* _Task statement_: Lines holding the string "Accurancy" are the ones to copy; find them all in the data.

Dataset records
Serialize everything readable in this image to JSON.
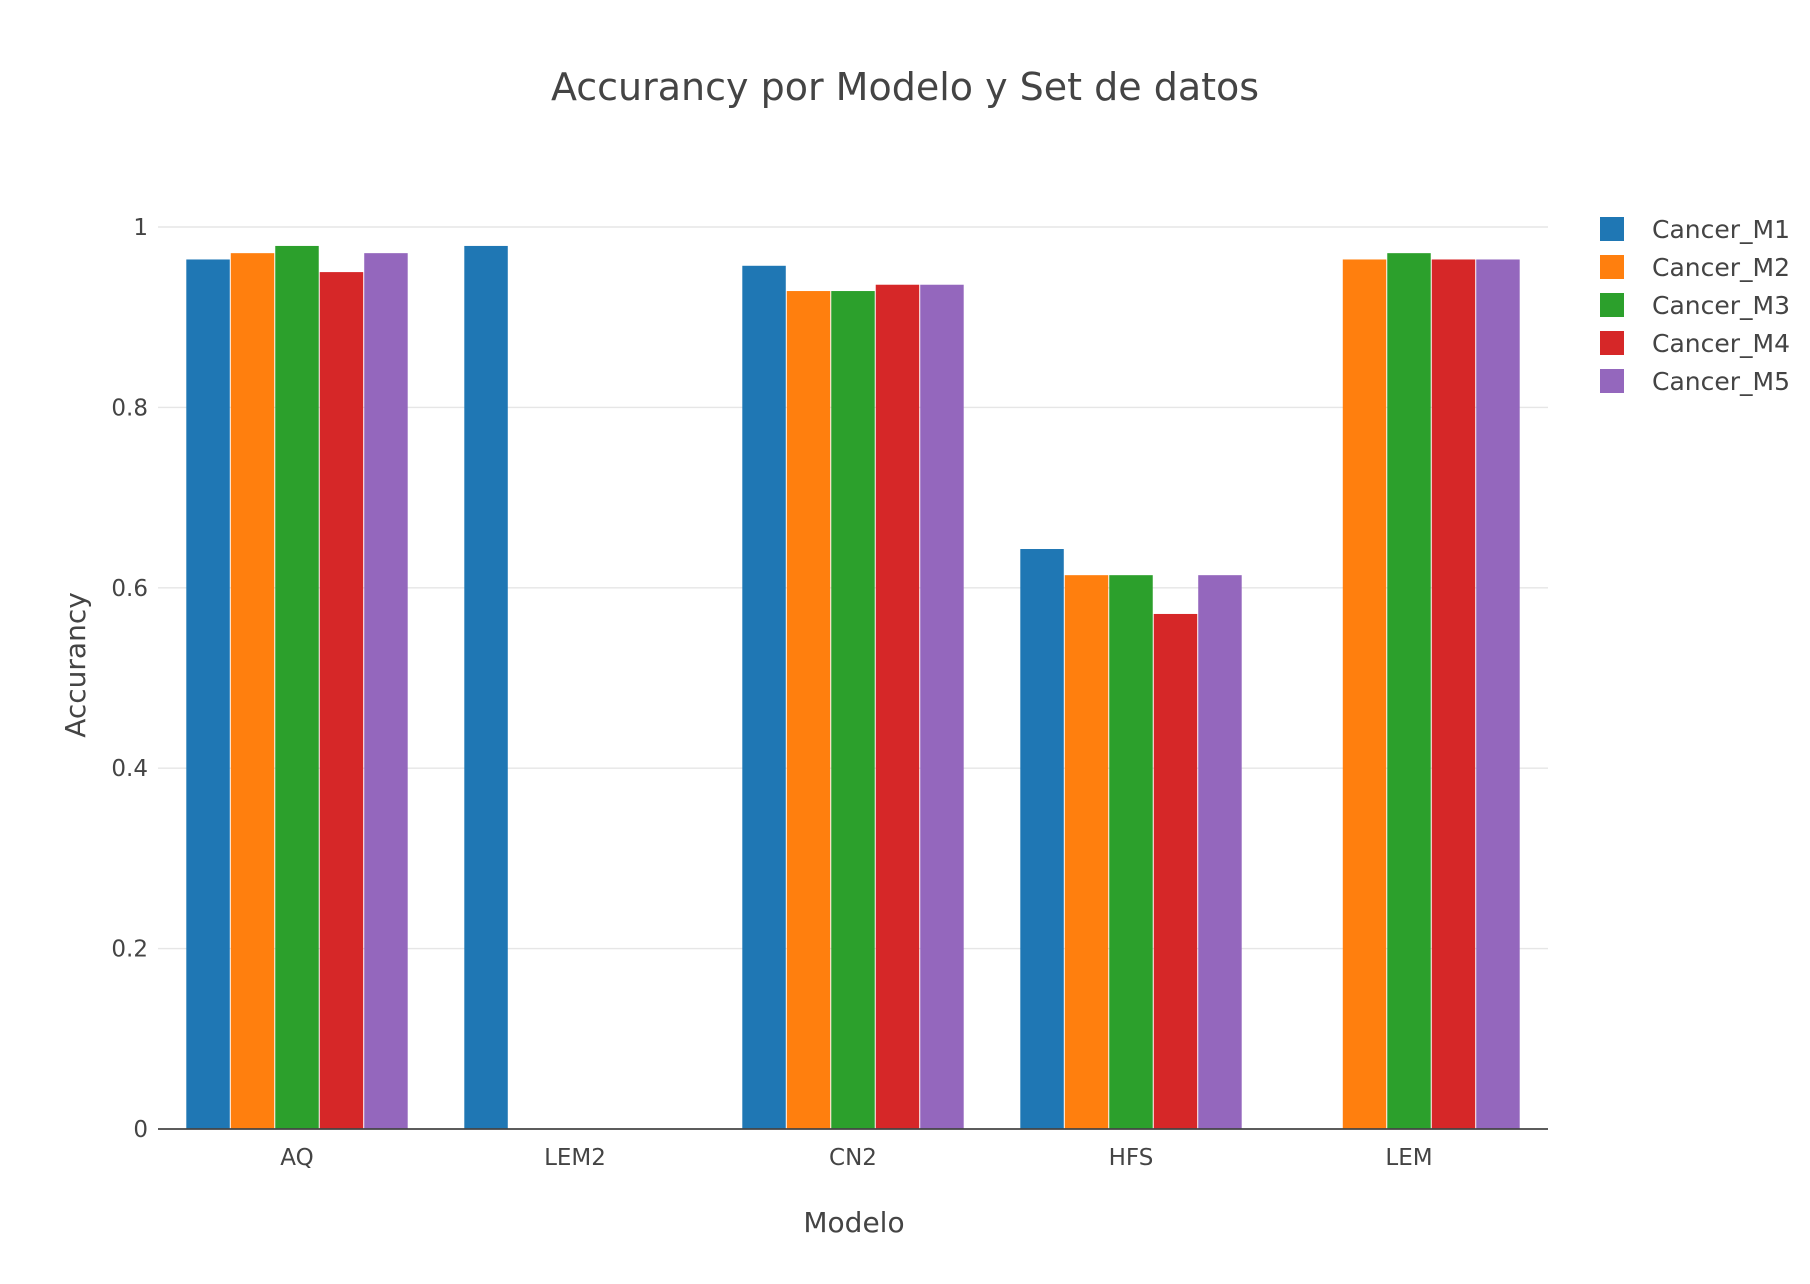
{
  "chart_data": {
    "type": "bar",
    "title": "Accurancy por Modelo y Set de datos",
    "xlabel": "Modelo",
    "ylabel": "Accurancy",
    "categories": [
      "AQ",
      "LEM2",
      "CN2",
      "HFS",
      "LEM"
    ],
    "ylim": [
      0,
      1
    ],
    "yticks": [
      0,
      0.2,
      0.4,
      0.6,
      0.8,
      1
    ],
    "ytick_labels": [
      "0",
      "0.2",
      "0.4",
      "0.6",
      "0.8",
      "1"
    ],
    "grid": true,
    "legend_position": "top-right",
    "series": [
      {
        "name": "Cancer_M1",
        "color": "#1f77b4",
        "values": [
          0.964,
          0.979,
          0.957,
          0.643,
          null
        ]
      },
      {
        "name": "Cancer_M2",
        "color": "#ff7f0e",
        "values": [
          0.971,
          null,
          0.929,
          0.614,
          0.964
        ]
      },
      {
        "name": "Cancer_M3",
        "color": "#2ca02c",
        "values": [
          0.979,
          null,
          0.929,
          0.614,
          0.971
        ]
      },
      {
        "name": "Cancer_M4",
        "color": "#d62728",
        "values": [
          0.95,
          null,
          0.936,
          0.571,
          0.964
        ]
      },
      {
        "name": "Cancer_M5",
        "color": "#9467bd",
        "values": [
          0.971,
          null,
          0.936,
          0.614,
          0.964
        ]
      }
    ]
  }
}
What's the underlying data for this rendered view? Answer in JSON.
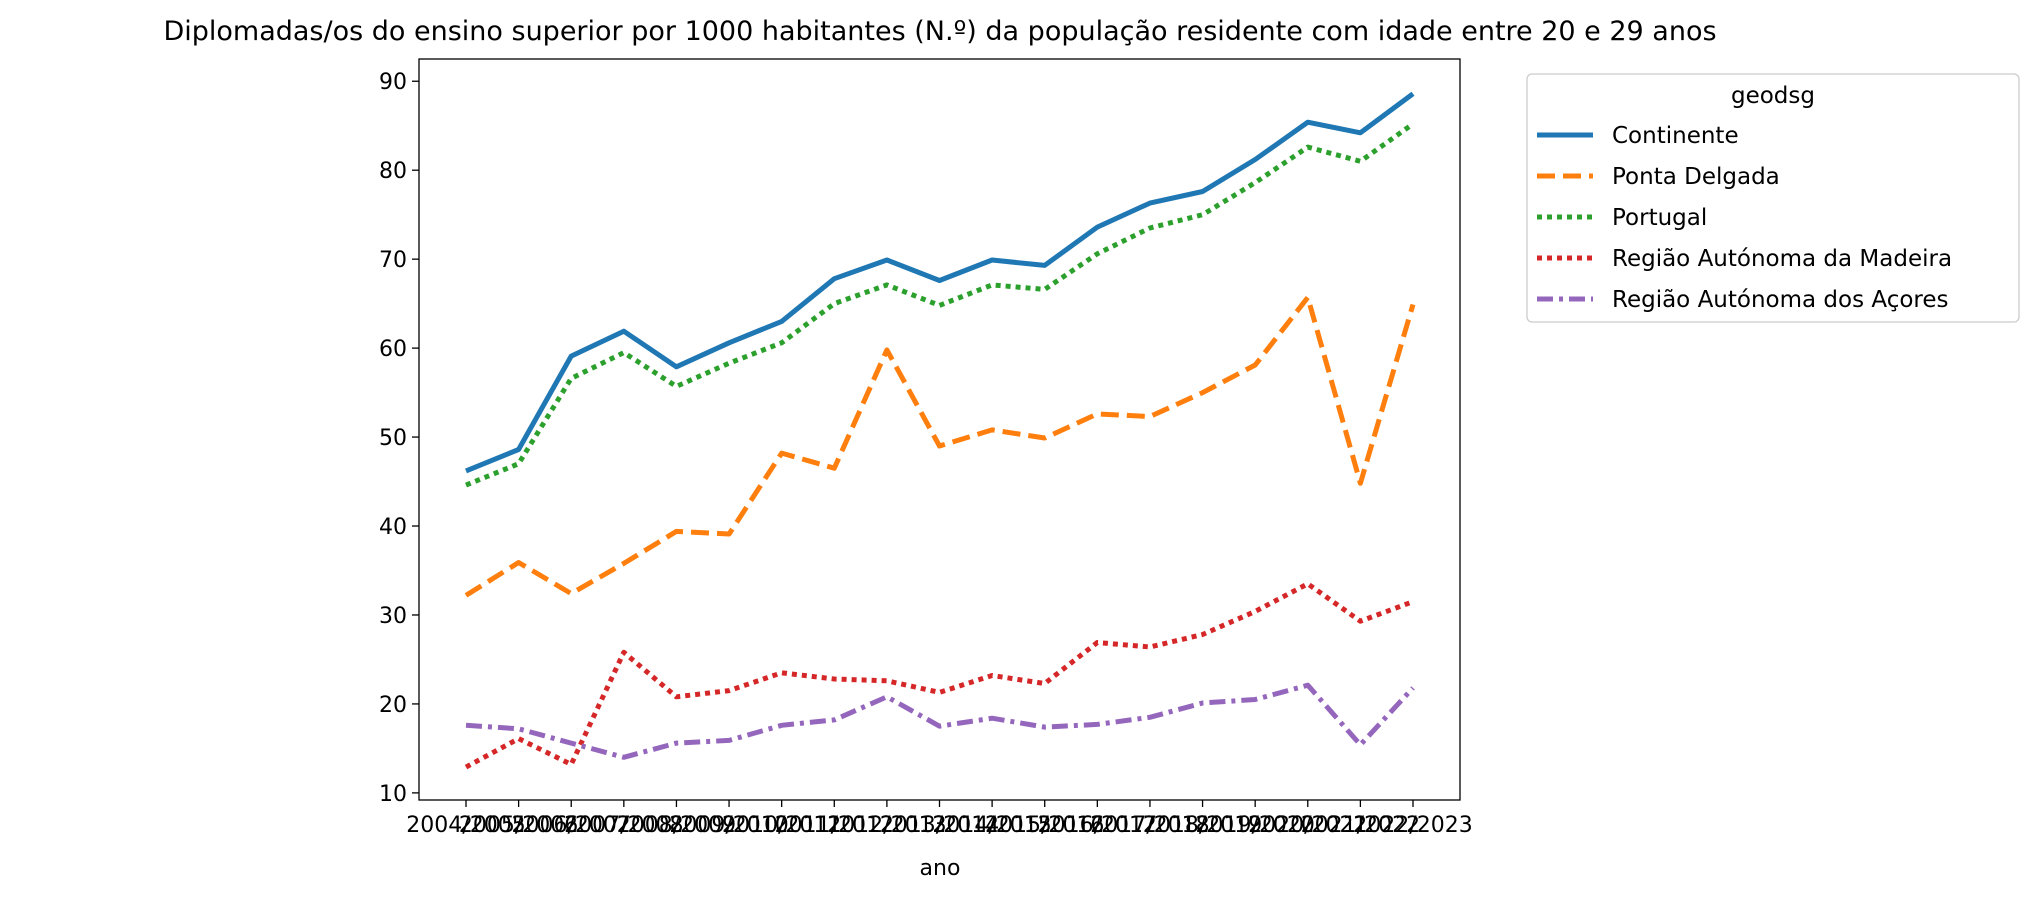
{
  "chart_data": {
    "type": "line",
    "title": "Diplomadas/os do ensino superior por 1000 habitantes (N.º) da população residente com idade entre 20 e 29 anos",
    "xlabel": "ano",
    "ylabel": "",
    "ylim": [
      9.2,
      92.5
    ],
    "yticks": [
      10,
      20,
      30,
      40,
      50,
      60,
      70,
      80,
      90
    ],
    "grid": false,
    "legend": {
      "title": "geodsg",
      "placement": "outside-top-right"
    },
    "categories": [
      "2004/2005",
      "2005/2006",
      "2006/2007",
      "2007/2008",
      "2008/2009",
      "2009/2010",
      "2010/2011",
      "2011/2012",
      "2012/2013",
      "2013/2014",
      "2014/2015",
      "2015/2016",
      "2016/2017",
      "2017/2018",
      "2018/2019",
      "2019/2020",
      "2020/2021",
      "2021/2022",
      "2022/2023"
    ],
    "series": [
      {
        "name": "Continente",
        "color": "#1f77b4",
        "dash": "solid",
        "values": [
          46.2,
          48.6,
          59.1,
          61.9,
          57.9,
          60.6,
          63.0,
          67.8,
          69.9,
          67.6,
          69.9,
          69.3,
          73.6,
          76.3,
          77.6,
          81.2,
          85.4,
          84.2,
          88.6
        ]
      },
      {
        "name": "Ponta Delgada",
        "color": "#ff7f0e",
        "dash": "dashed",
        "values": [
          32.2,
          35.9,
          32.4,
          35.8,
          39.4,
          39.1,
          48.2,
          46.5,
          59.8,
          49.0,
          50.8,
          49.9,
          52.6,
          52.3,
          55.0,
          58.1,
          65.7,
          44.8,
          64.9
        ]
      },
      {
        "name": "Portugal",
        "color": "#2ca02c",
        "dash": "dotted",
        "values": [
          44.6,
          47.0,
          56.6,
          59.5,
          55.7,
          58.3,
          60.6,
          65.0,
          67.1,
          64.8,
          67.1,
          66.6,
          70.6,
          73.5,
          75.0,
          78.6,
          82.6,
          81.0,
          85.2
        ]
      },
      {
        "name": "Região Autónoma da Madeira",
        "color": "#d62728",
        "dash": "dotted",
        "values": [
          12.9,
          16.1,
          13.2,
          25.8,
          20.8,
          21.5,
          23.5,
          22.8,
          22.6,
          21.3,
          23.2,
          22.3,
          26.9,
          26.4,
          27.8,
          30.4,
          33.5,
          29.3,
          31.5
        ]
      },
      {
        "name": "Região Autónoma dos Açores",
        "color": "#9467bd",
        "dash": "dashdot",
        "values": [
          17.6,
          17.2,
          15.6,
          14.0,
          15.6,
          15.9,
          17.6,
          18.2,
          20.8,
          17.5,
          18.4,
          17.4,
          17.7,
          18.5,
          20.1,
          20.5,
          22.1,
          15.4,
          21.8
        ]
      }
    ]
  }
}
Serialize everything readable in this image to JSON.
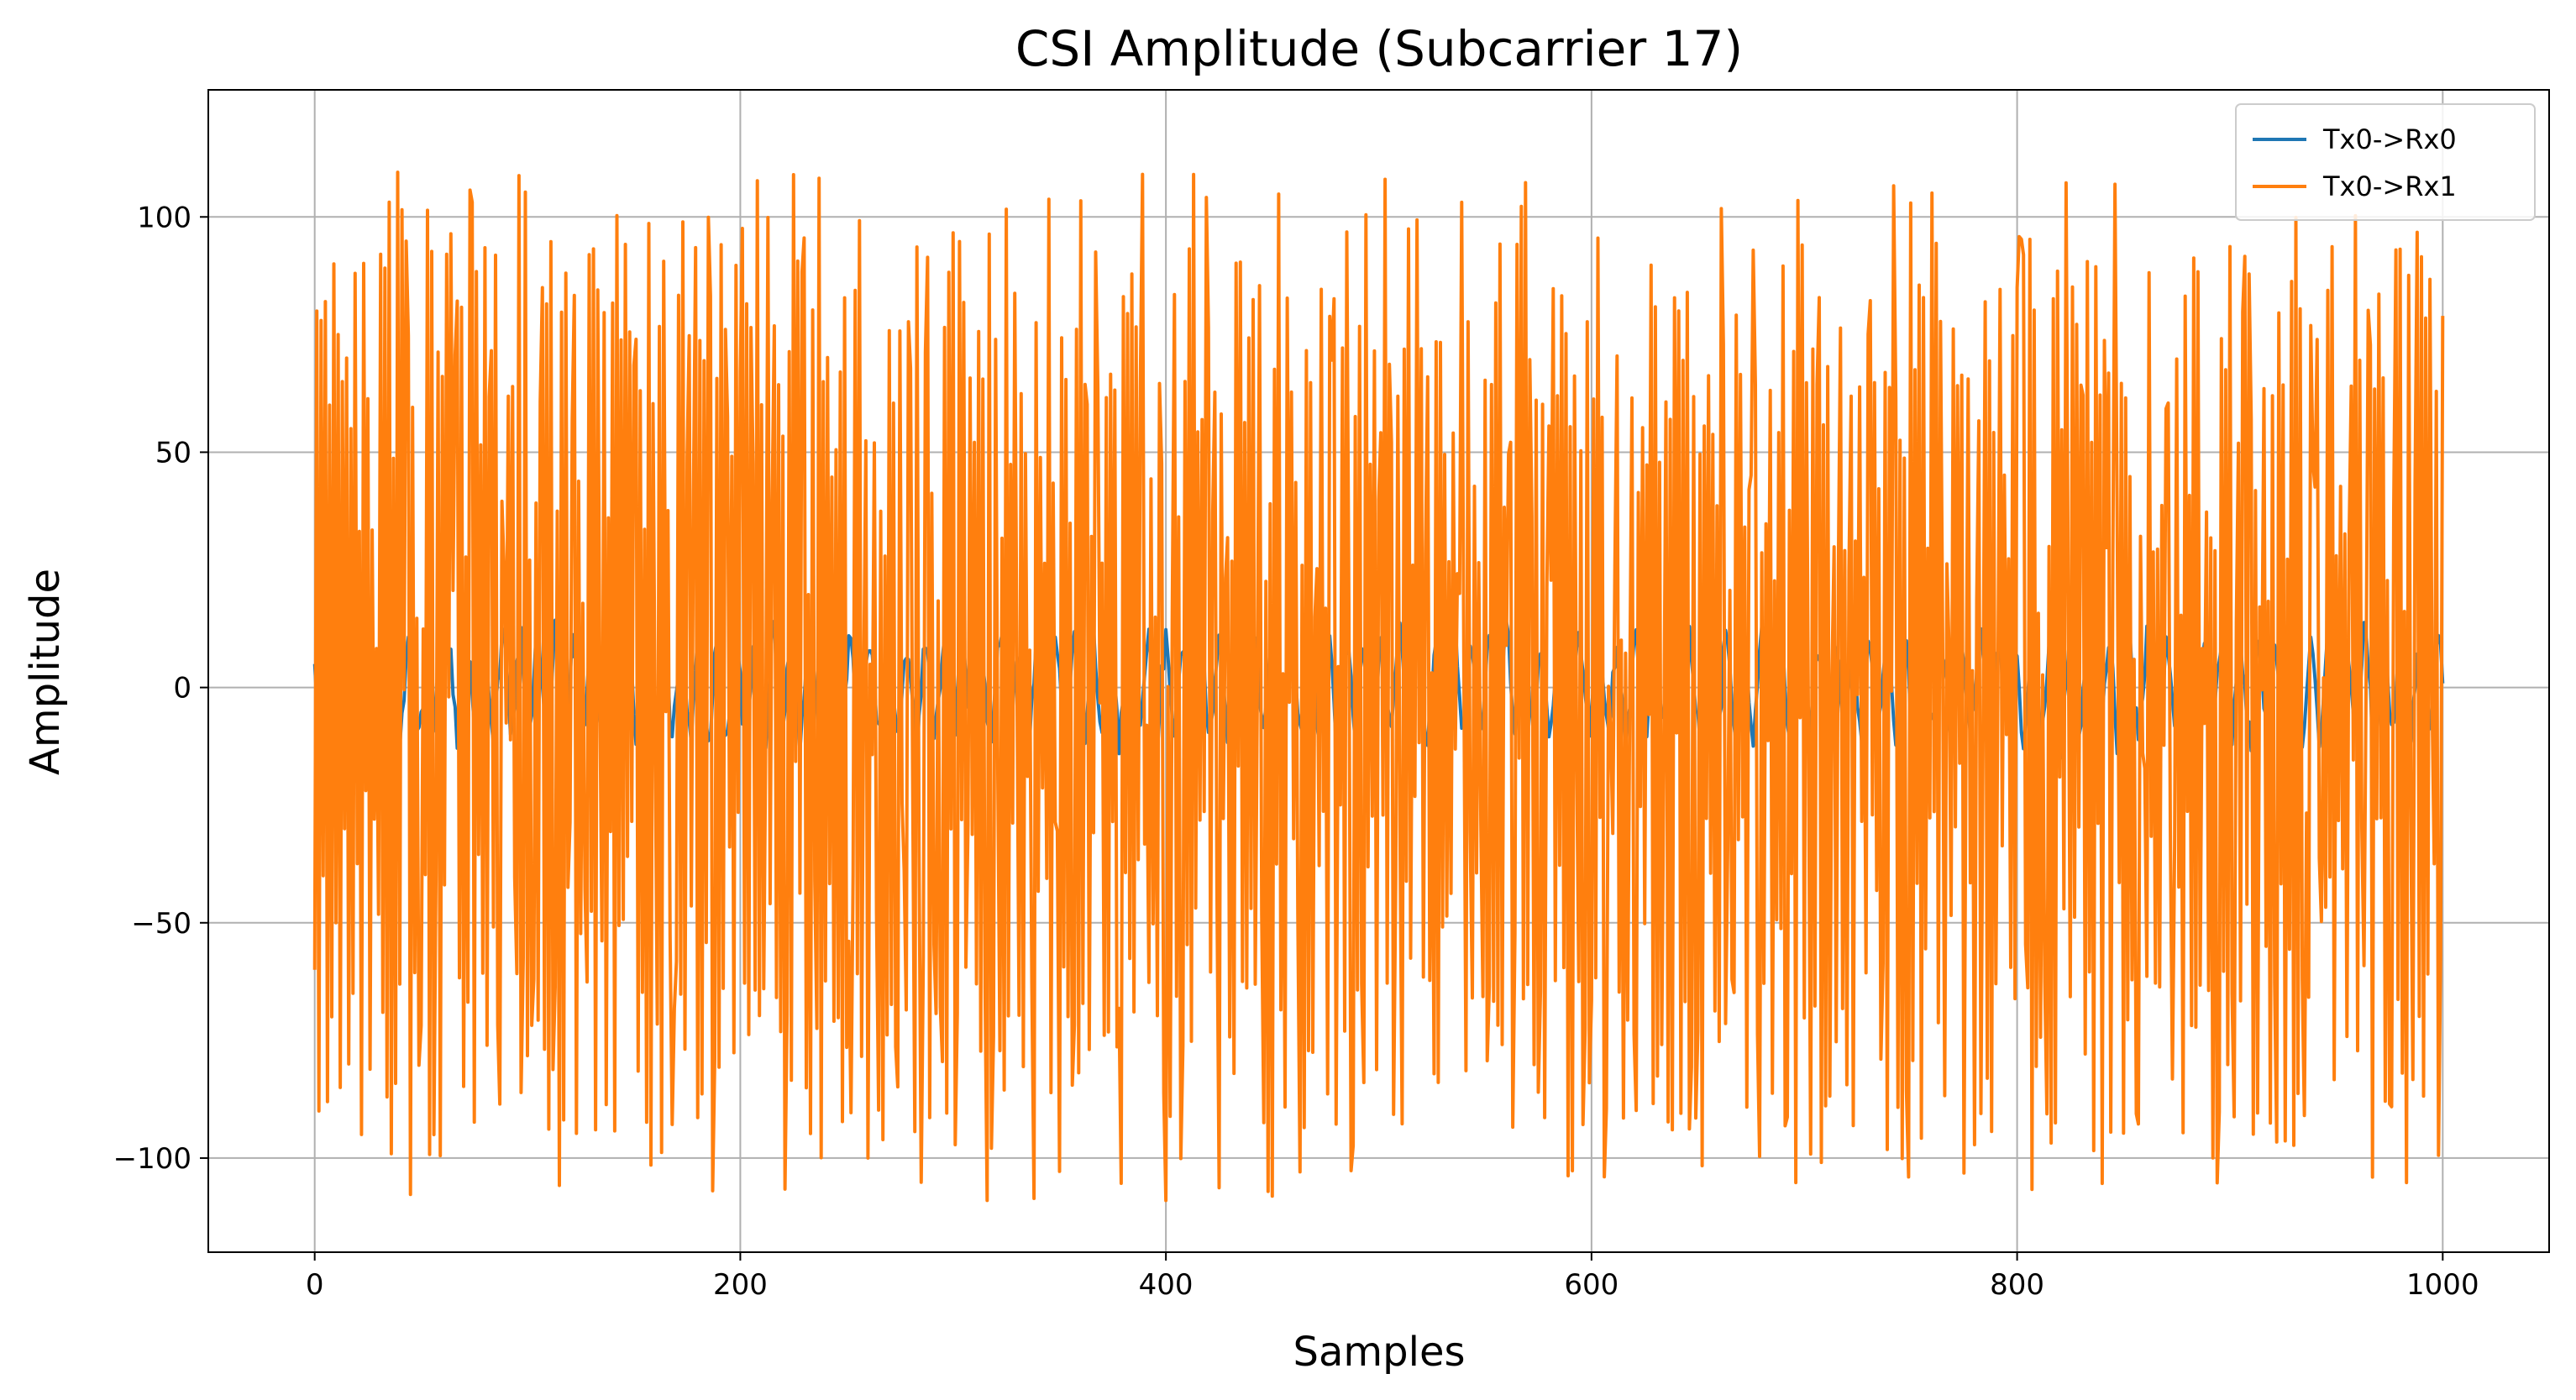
{
  "chart_data": {
    "type": "line",
    "title": "CSI Amplitude (Subcarrier 17)",
    "xlabel": "Samples",
    "ylabel": "Amplitude",
    "xlim": [
      -50,
      1050
    ],
    "ylim": [
      -120,
      127
    ],
    "xticks": [
      0,
      200,
      400,
      600,
      800,
      1000
    ],
    "yticks": [
      -100,
      -50,
      0,
      50,
      100
    ],
    "xtick_labels": [
      "0",
      "200",
      "400",
      "600",
      "800",
      "1000"
    ],
    "ytick_labels": [
      "−100",
      "−50",
      "0",
      "50",
      "100"
    ],
    "grid": true,
    "legend_position": "top-right",
    "n_samples": 1000,
    "series": [
      {
        "name": "Tx0->Rx0",
        "color": "#1f77b4",
        "amplitude_range": [
          -20,
          21
        ],
        "values": [
          5,
          -3,
          8,
          -6,
          4,
          7,
          -9,
          2,
          6,
          -4,
          3,
          -2,
          9,
          -8,
          1,
          5,
          -7,
          4,
          -3,
          6
        ]
      },
      {
        "name": "Tx0->Rx1",
        "color": "#ff7f0e",
        "amplitude_range": [
          -109,
          116
        ],
        "values": [
          -60,
          80,
          -90,
          78,
          -40,
          82,
          -88,
          60,
          -70,
          90,
          -50,
          75,
          -85,
          65,
          -30,
          70,
          -80,
          55,
          -65,
          88
        ]
      }
    ]
  }
}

* _Exercise output_:
    "title": "Accurancy por Modelo y Set de datos",
    "ylabel": "Accurancy",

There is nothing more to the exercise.